Write the data out again exactly, dropping any images it holds.

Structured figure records
## BEGIN
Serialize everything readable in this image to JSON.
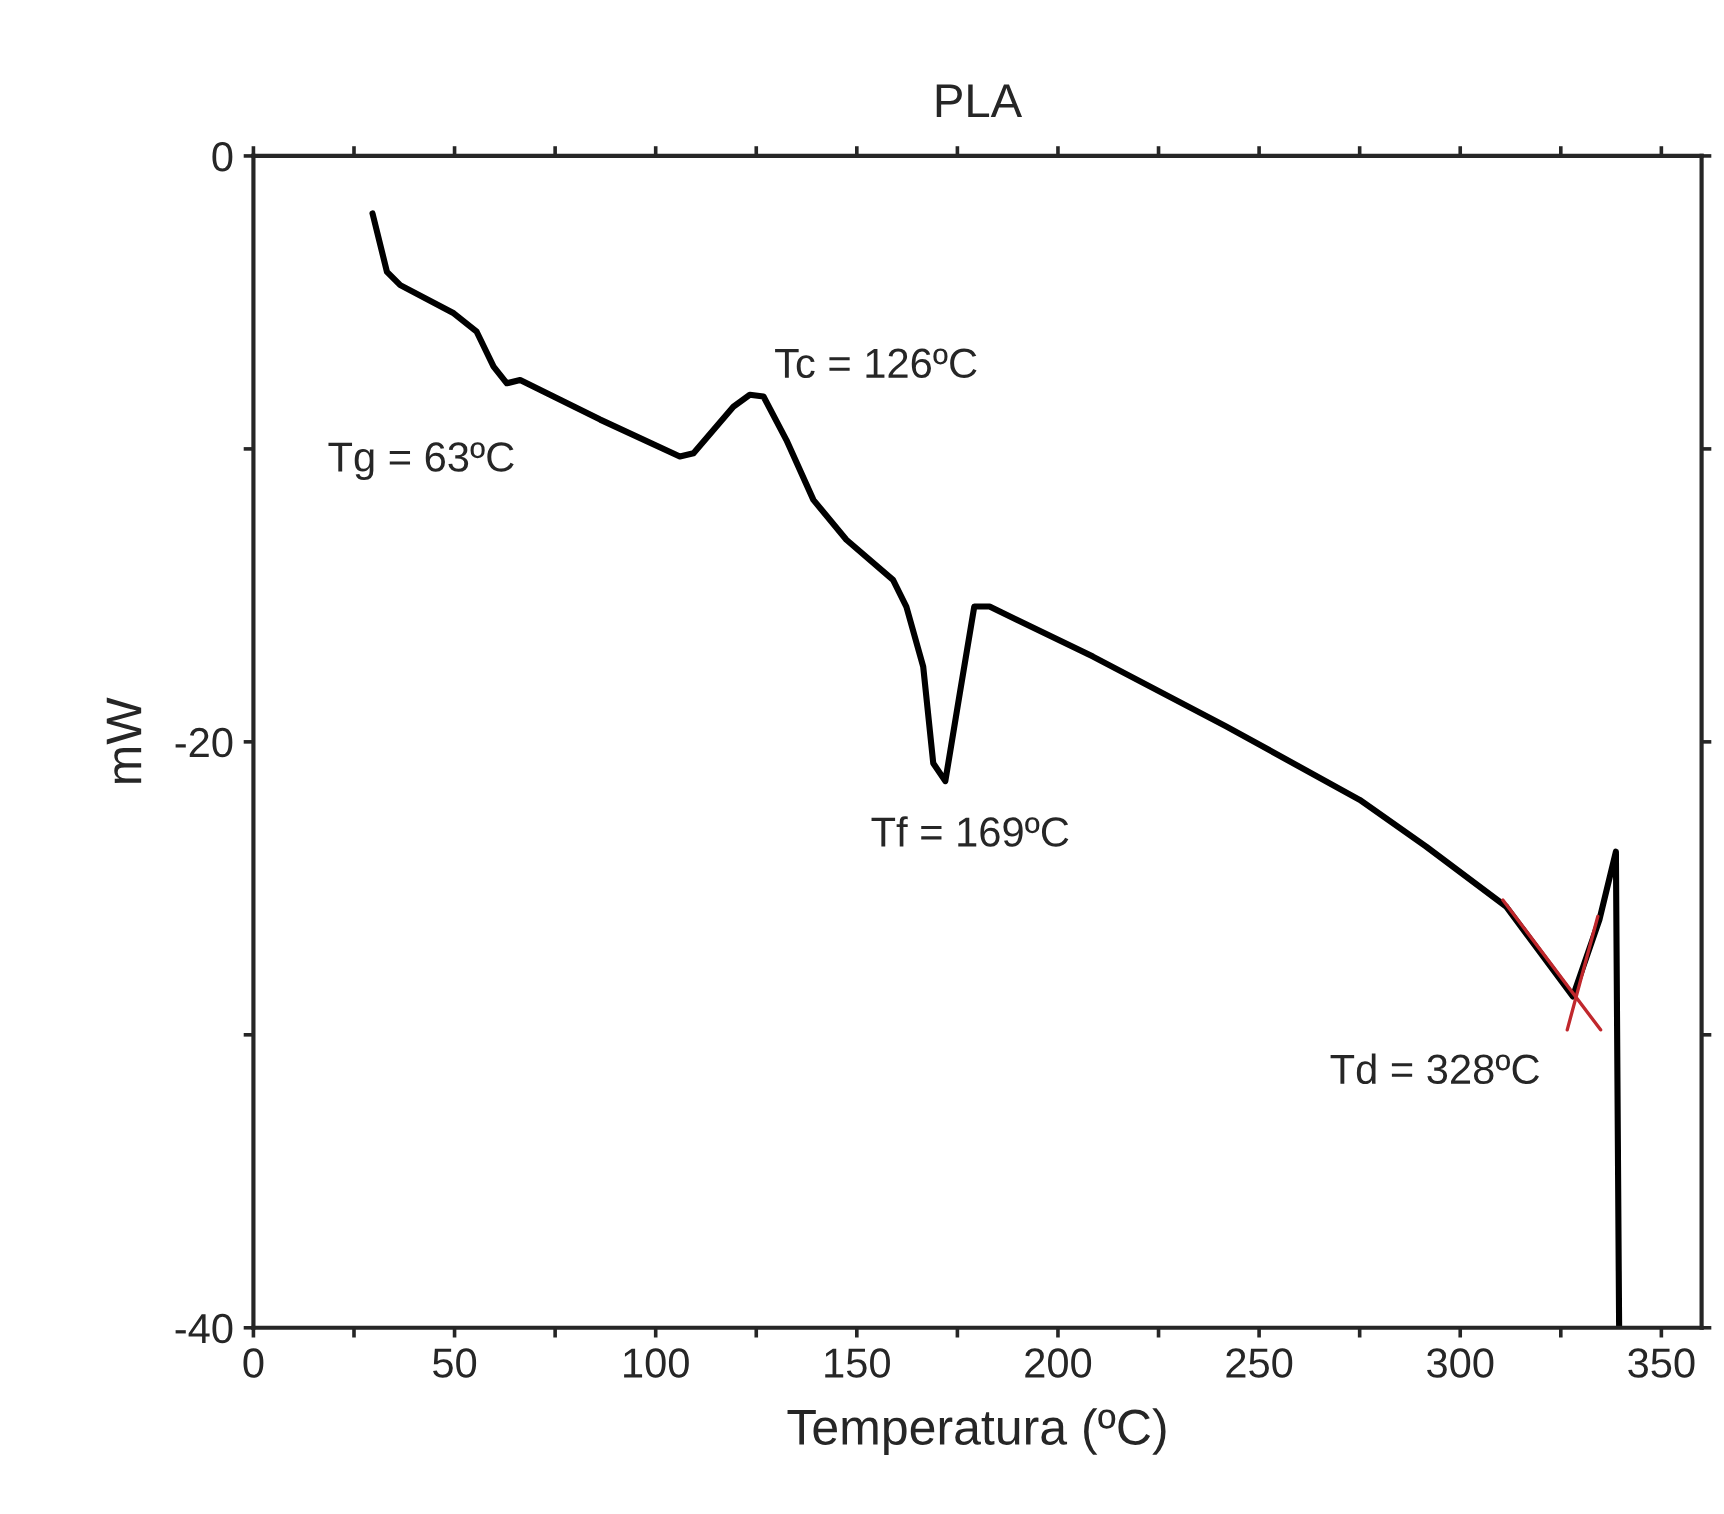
{
  "chart_data": {
    "type": "line",
    "title": "PLA",
    "xlabel": "Temperatura (ºC)",
    "ylabel": "mW",
    "xlim": [
      0,
      360
    ],
    "ylim": [
      -40,
      0
    ],
    "xticks": [
      0,
      {
        "value": 25,
        "label": null
      },
      50,
      {
        "value": 75,
        "label": null
      },
      100,
      {
        "value": 125,
        "label": null
      },
      150,
      {
        "value": 175,
        "label": null
      },
      200,
      {
        "value": 225,
        "label": null
      },
      250,
      {
        "value": 275,
        "label": null
      },
      300,
      {
        "value": 325,
        "label": null
      },
      350
    ],
    "yticks": [
      -40,
      {
        "value": -30,
        "label": null
      },
      -20,
      {
        "value": -10,
        "label": null
      },
      0
    ],
    "grid": false,
    "legend": false,
    "marker": "none",
    "line_style": "solid",
    "series": [
      {
        "color": "#000000",
        "x": [
          29.6,
          33.2,
          36.5,
          49.8,
          55.5,
          59.7,
          63,
          66.3,
          86.2,
          106,
          109.4,
          119.3,
          123.4,
          126.8,
          132.5,
          139.2,
          147.4,
          159,
          162.3,
          166.5,
          169,
          172,
          175.6,
          179.2,
          183,
          208.7,
          241.8,
          275,
          291.5,
          311.4,
          328,
          334.6,
          338.7,
          339.5
        ],
        "values": [
          -1.96,
          -3.96,
          -4.41,
          -5.37,
          -6.0,
          -7.19,
          -7.76,
          -7.65,
          -9.0,
          -10.26,
          -10.15,
          -8.56,
          -8.15,
          -8.21,
          -9.7,
          -11.74,
          -13.1,
          -14.47,
          -15.38,
          -17.43,
          -20.73,
          -21.34,
          -18.34,
          -15.38,
          -15.38,
          -17.09,
          -19.47,
          -21.98,
          -23.57,
          -25.62,
          -28.69,
          -26.07,
          -23.75,
          -40
        ]
      },
      {
        "color": "#c0282d",
        "x": [
          310.6,
          334.9
        ],
        "values": [
          -25.4,
          -29.83
        ]
      },
      {
        "color": "#c0282d",
        "x": [
          326.6,
          334.2
        ],
        "values": [
          -29.83,
          -25.96
        ]
      }
    ],
    "annotations": [
      "Tg = 63ºC",
      "Tc = 126ºC",
      "Tf = 169ºC",
      "Td = 328ºC"
    ]
  }
}
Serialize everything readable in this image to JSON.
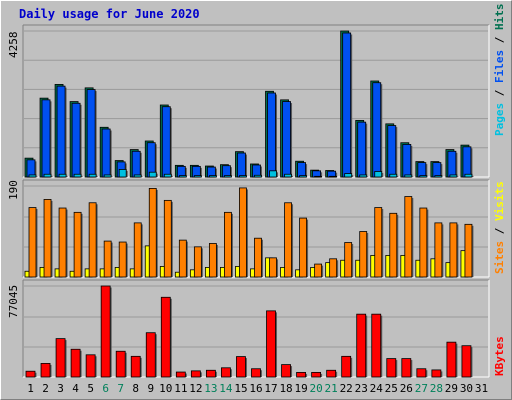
## END
* [WORKED ANSWER]
Serialize everything readable in this image to JSON.
{
  "chart_data": {
    "type": "line",
    "title": "PLA",
    "xlabel": "Temperatura (ºC)",
    "ylabel": "mW",
    "xlim": [
      0,
      360
    ],
    "ylim": [
      -40,
      0
    ],
    "xticks": [
      0,
      {
        "value": 25,
        "label": null
      },
      50,
      {
        "value": 75,
        "label": null
      },
      100,
      {
        "value": 125,
        "label": null
      },
      150,
      {
        "value": 175,
        "label": null
      },
      200,
      {
        "value": 225,
        "label": null
      },
      250,
      {
        "value": 275,
        "label": null
      },
      300,
      {
        "value": 325,
        "label": null
      },
      350
    ],
    "yticks": [
      -40,
      {
        "value": -30,
        "label": null
      },
      -20,
      {
        "value": -10,
        "label": null
      },
      0
    ],
    "grid": false,
    "legend": false,
    "marker": "none",
    "line_style": "solid",
    "series": [
      {
        "color": "#000000",
        "x": [
          29.6,
          33.2,
          36.5,
          49.8,
          55.5,
          59.7,
          63,
          66.3,
          86.2,
          106,
          109.4,
          119.3,
          123.4,
          126.8,
          132.5,
          139.2,
          147.4,
          159,
          162.3,
          166.5,
          169,
          172,
          175.6,
          179.2,
          183,
          208.7,
          241.8,
          275,
          291.5,
          311.4,
          328,
          334.6,
          338.7,
          339.5
        ],
        "values": [
          -1.96,
          -3.96,
          -4.41,
          -5.37,
          -6.0,
          -7.19,
          -7.76,
          -7.65,
          -9.0,
          -10.26,
          -10.15,
          -8.56,
          -8.15,
          -8.21,
          -9.7,
          -11.74,
          -13.1,
          -14.47,
          -15.38,
          -17.43,
          -20.73,
          -21.34,
          -18.34,
          -15.38,
          -15.38,
          -17.09,
          -19.47,
          -21.98,
          -23.57,
          -25.62,
          -28.69,
          -26.07,
          -23.75,
          -40
        ]
      },
      {
        "color": "#c0282d",
        "x": [
          310.6,
          334.9
        ],
        "values": [
          -25.4,
          -29.83
        ]
      },
      {
        "color": "#c0282d",
        "x": [
          326.6,
          334.2
        ],
        "values": [
          -29.83,
          -25.96
        ]
      }
    ],
    "annotations": [
      "Tg = 63ºC",
      "Tc = 126ºC",
      "Tf = 169ºC",
      "Td = 328ºC"
    ]
  }
}
Serialize everything readable in this image to JSON.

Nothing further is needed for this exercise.